Instructions to follow:
All lines below containing the string "ahora" are to be copied.

Records supplied:
BEGIN

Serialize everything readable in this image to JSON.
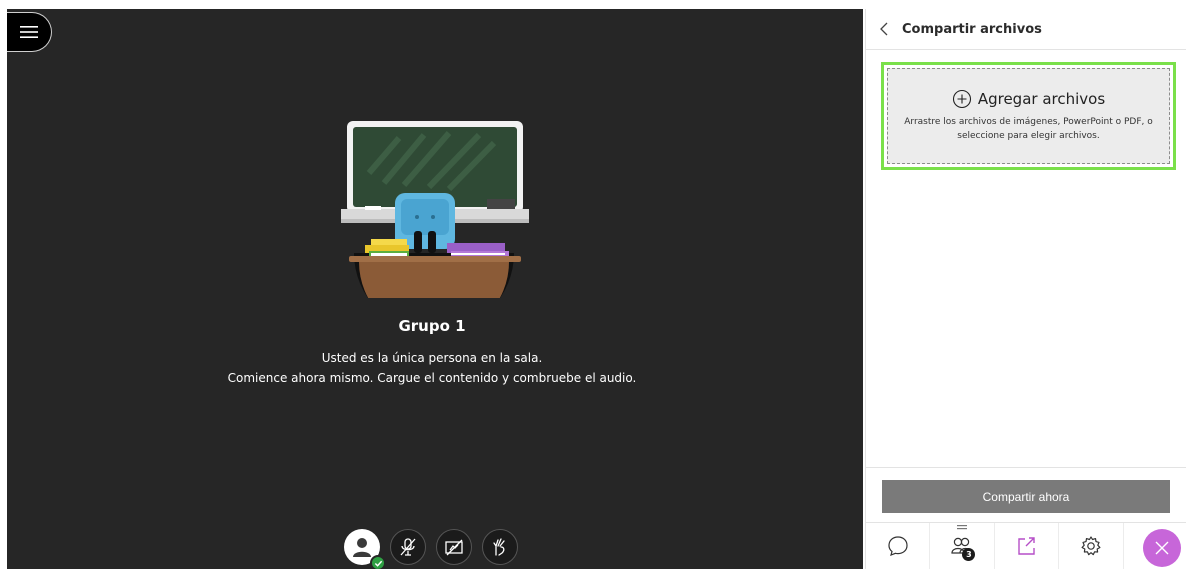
{
  "stage": {
    "room_title": "Grupo 1",
    "message_line1": "Usted es la única persona en la sala.",
    "message_line2": "Comience ahora mismo. Cargue el contenido y combruebe el audio."
  },
  "panel": {
    "title": "Compartir archivos",
    "add_files_label": "Agregar archivos",
    "add_files_help": "Arrastre los archivos de imágenes, PowerPoint o PDF, o seleccione para elegir archivos.",
    "share_now_label": "Compartir ahora"
  },
  "bottom_nav": {
    "attendee_count": "3"
  },
  "icons": {
    "menu": "hamburger-menu-icon",
    "back": "chevron-left-icon",
    "add": "plus-circle-icon",
    "avatar": "user-icon",
    "mic": "mic-off-icon",
    "camera": "camera-off-icon",
    "hand": "raise-hand-icon",
    "chat": "chat-icon",
    "attendees": "attendees-icon",
    "share": "share-content-icon",
    "settings": "gear-icon",
    "close": "close-icon"
  },
  "colors": {
    "stage_bg": "#262626",
    "highlight": "#7ae04a",
    "share_button": "#7a7a7a",
    "share_active": "#b64fc8",
    "close_button": "#c766d9",
    "presence": "#2ea043"
  }
}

END

Answer:
    "message_line2": "Comience ahora mismo. Cargue el contenido y combruebe el audio."
    "share_now_label": "Compartir ahora"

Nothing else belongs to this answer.